Short exercise -
Search the material below for the string "name" and extract each line that has it.

Record extracts -

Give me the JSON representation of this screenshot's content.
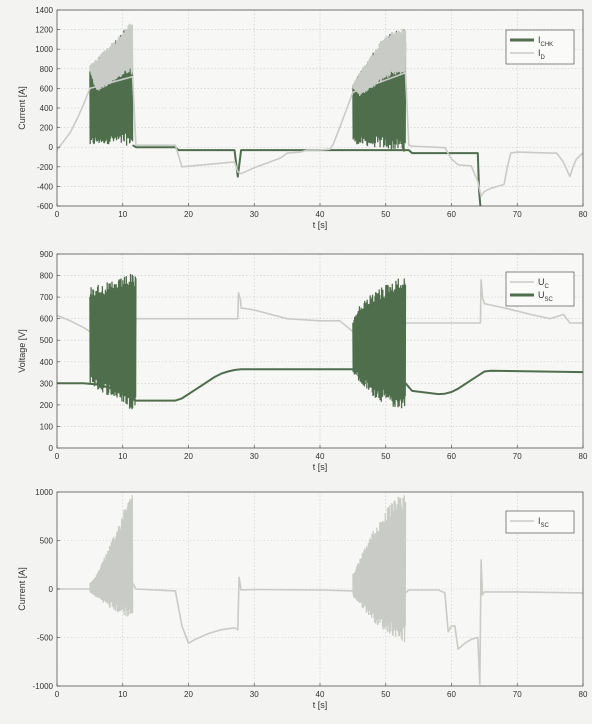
{
  "colors": {
    "background": "#f3f3f1",
    "axes_bg": "#f7f7f5",
    "dark_series": "#4f6e4c",
    "light_series": "#c9cbc7",
    "grid": "#c9c9c6",
    "frame": "#555555",
    "text": "#333333"
  },
  "chart_data": [
    {
      "type": "line",
      "xlabel": "t [s]",
      "ylabel": "Current [A]",
      "xlim": [
        0,
        80
      ],
      "ylim": [
        -600,
        1400
      ],
      "xticks": [
        0,
        10,
        20,
        30,
        40,
        50,
        60,
        70,
        80
      ],
      "yticks": [
        -600,
        -400,
        -200,
        0,
        200,
        400,
        600,
        800,
        1000,
        1200,
        1400
      ],
      "grid": true,
      "legend_position": "top-right",
      "series": [
        {
          "name": "I_CHK",
          "color": "dark",
          "style": "oscillating",
          "envelopes": [
            {
              "x": [
                5,
                6,
                7,
                8,
                9,
                10,
                11,
                11.5
              ],
              "upper": [
                840,
                900,
                980,
                1040,
                1100,
                1180,
                1260,
                1280
              ],
              "lower": [
                0,
                20,
                30,
                30,
                20,
                10,
                20,
                10
              ]
            },
            {
              "x": [
                45,
                46,
                47,
                48,
                49,
                50,
                51,
                52,
                53
              ],
              "upper": [
                640,
                760,
                860,
                960,
                1060,
                1140,
                1180,
                1200,
                1220
              ],
              "lower": [
                40,
                20,
                10,
                0,
                -10,
                -20,
                -30,
                -40,
                -50
              ]
            }
          ],
          "x": [
            11.5,
            12,
            18,
            18.5,
            27,
            27.5,
            28,
            53.5,
            54,
            64,
            64.2,
            64.4
          ],
          "y": [
            20,
            0,
            0,
            -30,
            -30,
            -300,
            -30,
            -30,
            -60,
            -60,
            -450,
            -600
          ]
        },
        {
          "name": "I_D",
          "color": "light",
          "style": "line",
          "envelopes": [
            {
              "x": [
                5,
                6,
                7,
                8,
                9,
                10,
                11,
                11.5
              ],
              "upper": [
                840,
                900,
                980,
                1040,
                1100,
                1180,
                1260,
                1280
              ],
              "lower": [
                780,
                560,
                600,
                640,
                680,
                720,
                760,
                720
              ]
            },
            {
              "x": [
                45,
                46,
                47,
                48,
                49,
                50,
                51,
                52,
                53
              ],
              "upper": [
                640,
                760,
                860,
                960,
                1060,
                1140,
                1180,
                1200,
                1220
              ],
              "lower": [
                600,
                520,
                560,
                600,
                650,
                700,
                720,
                740,
                760
              ]
            }
          ],
          "x": [
            0,
            1,
            2,
            3,
            4,
            5,
            11.5,
            12,
            18,
            19,
            27,
            27.5,
            28,
            29,
            30,
            32,
            34,
            35,
            37,
            38,
            40,
            41.5,
            42,
            43,
            44,
            45,
            53,
            53.5,
            54,
            59,
            60,
            61,
            63,
            64,
            64.5,
            65,
            66,
            67,
            68,
            68.5,
            69,
            70,
            75,
            76,
            77,
            78,
            78.5,
            79,
            80
          ],
          "y": [
            -30,
            60,
            150,
            280,
            430,
            600,
            720,
            20,
            20,
            -200,
            -150,
            -250,
            -270,
            -240,
            -210,
            -160,
            -110,
            -60,
            -50,
            -30,
            -30,
            -20,
            30,
            200,
            380,
            560,
            760,
            20,
            10,
            -5,
            -120,
            -180,
            -190,
            -350,
            -500,
            -450,
            -420,
            -400,
            -380,
            -200,
            -60,
            -50,
            -60,
            -60,
            -150,
            -300,
            -200,
            -120,
            -60
          ]
        }
      ]
    },
    {
      "type": "line",
      "xlabel": "t [s]",
      "ylabel": "Voltage [V]",
      "xlim": [
        0,
        80
      ],
      "ylim": [
        0,
        900
      ],
      "xticks": [
        0,
        10,
        20,
        30,
        40,
        50,
        60,
        70,
        80
      ],
      "yticks": [
        0,
        100,
        200,
        300,
        400,
        500,
        600,
        700,
        800,
        900
      ],
      "grid": true,
      "legend_position": "top-right",
      "series": [
        {
          "name": "U_C",
          "color": "light",
          "style": "line",
          "x": [
            0,
            2,
            4,
            5,
            11.5,
            12,
            27.5,
            27.6,
            27.9,
            28,
            30,
            35,
            40,
            43,
            45,
            46,
            53,
            53.5,
            64.4,
            64.5,
            64.7,
            65,
            68,
            72,
            75,
            77,
            78,
            79,
            80
          ],
          "y": [
            615,
            590,
            560,
            540,
            210,
            600,
            600,
            720,
            690,
            650,
            640,
            600,
            590,
            590,
            540,
            510,
            580,
            580,
            580,
            780,
            700,
            670,
            650,
            620,
            600,
            620,
            580,
            580,
            580
          ]
        },
        {
          "name": "U_SC",
          "color": "dark",
          "style": "oscillating",
          "envelopes": [
            {
              "x": [
                5,
                6,
                8,
                10,
                11,
                12
              ],
              "upper": [
                750,
                760,
                770,
                790,
                810,
                800
              ],
              "lower": [
                300,
                270,
                240,
                210,
                180,
                180
              ]
            },
            {
              "x": [
                45,
                46,
                48,
                50,
                52,
                53
              ],
              "upper": [
                590,
                660,
                720,
                760,
                790,
                790
              ],
              "lower": [
                350,
                300,
                240,
                200,
                180,
                180
              ]
            }
          ],
          "x": [
            0,
            4,
            6,
            8,
            10,
            12,
            17,
            18,
            19,
            20,
            21,
            22,
            23,
            24,
            25,
            26,
            27,
            28,
            40,
            43,
            45,
            47,
            49,
            51,
            53,
            54,
            58,
            59,
            60,
            61,
            62,
            63,
            64,
            65,
            66,
            80
          ],
          "y": [
            300,
            300,
            295,
            280,
            250,
            220,
            220,
            220,
            230,
            250,
            270,
            290,
            310,
            330,
            345,
            355,
            362,
            365,
            365,
            365,
            365,
            360,
            345,
            325,
            300,
            265,
            250,
            252,
            260,
            275,
            295,
            315,
            335,
            355,
            358,
            352
          ]
        }
      ]
    },
    {
      "type": "line",
      "xlabel": "t [s]",
      "ylabel": "Current [A]",
      "xlim": [
        0,
        80
      ],
      "ylim": [
        -1000,
        1000
      ],
      "xticks": [
        0,
        10,
        20,
        30,
        40,
        50,
        60,
        70,
        80
      ],
      "yticks": [
        -1000,
        -500,
        0,
        500,
        1000
      ],
      "grid": true,
      "legend_position": "top-right",
      "series": [
        {
          "name": "I_SC",
          "color": "light",
          "style": "oscillating",
          "envelopes": [
            {
              "x": [
                5,
                6,
                7,
                8,
                9,
                10,
                11,
                11.5
              ],
              "upper": [
                60,
                150,
                300,
                450,
                600,
                800,
                980,
                1000
              ],
              "lower": [
                -40,
                -90,
                -140,
                -200,
                -240,
                -280,
                -300,
                -320
              ]
            },
            {
              "x": [
                45,
                46,
                47,
                48,
                49,
                50,
                51,
                52,
                53
              ],
              "upper": [
                160,
                300,
                450,
                600,
                700,
                820,
                900,
                960,
                1000
              ],
              "lower": [
                -80,
                -160,
                -240,
                -320,
                -400,
                -440,
                -480,
                -520,
                -560
              ]
            }
          ],
          "x": [
            0,
            5,
            11.5,
            12,
            18,
            19,
            20,
            21,
            23,
            25,
            27,
            27.5,
            27.7,
            28,
            30,
            40,
            45,
            53,
            53.5,
            58,
            59,
            59.5,
            60,
            60.5,
            61,
            62,
            63,
            64,
            64.3,
            64.5,
            64.7,
            65,
            70,
            80
          ],
          "y": [
            0,
            0,
            60,
            0,
            -20,
            -380,
            -560,
            -520,
            -460,
            -420,
            -400,
            -420,
            120,
            -10,
            -5,
            -10,
            -20,
            -40,
            -10,
            -10,
            -40,
            -440,
            -380,
            -380,
            -620,
            -560,
            -520,
            -500,
            -980,
            300,
            -60,
            -30,
            -30,
            -40
          ]
        }
      ]
    }
  ]
}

Full solution -
          "name": "I_CHK",
          "name": "I_D",
          "name": "U_C",
          "name": "U_SC",
          "name": "I_SC",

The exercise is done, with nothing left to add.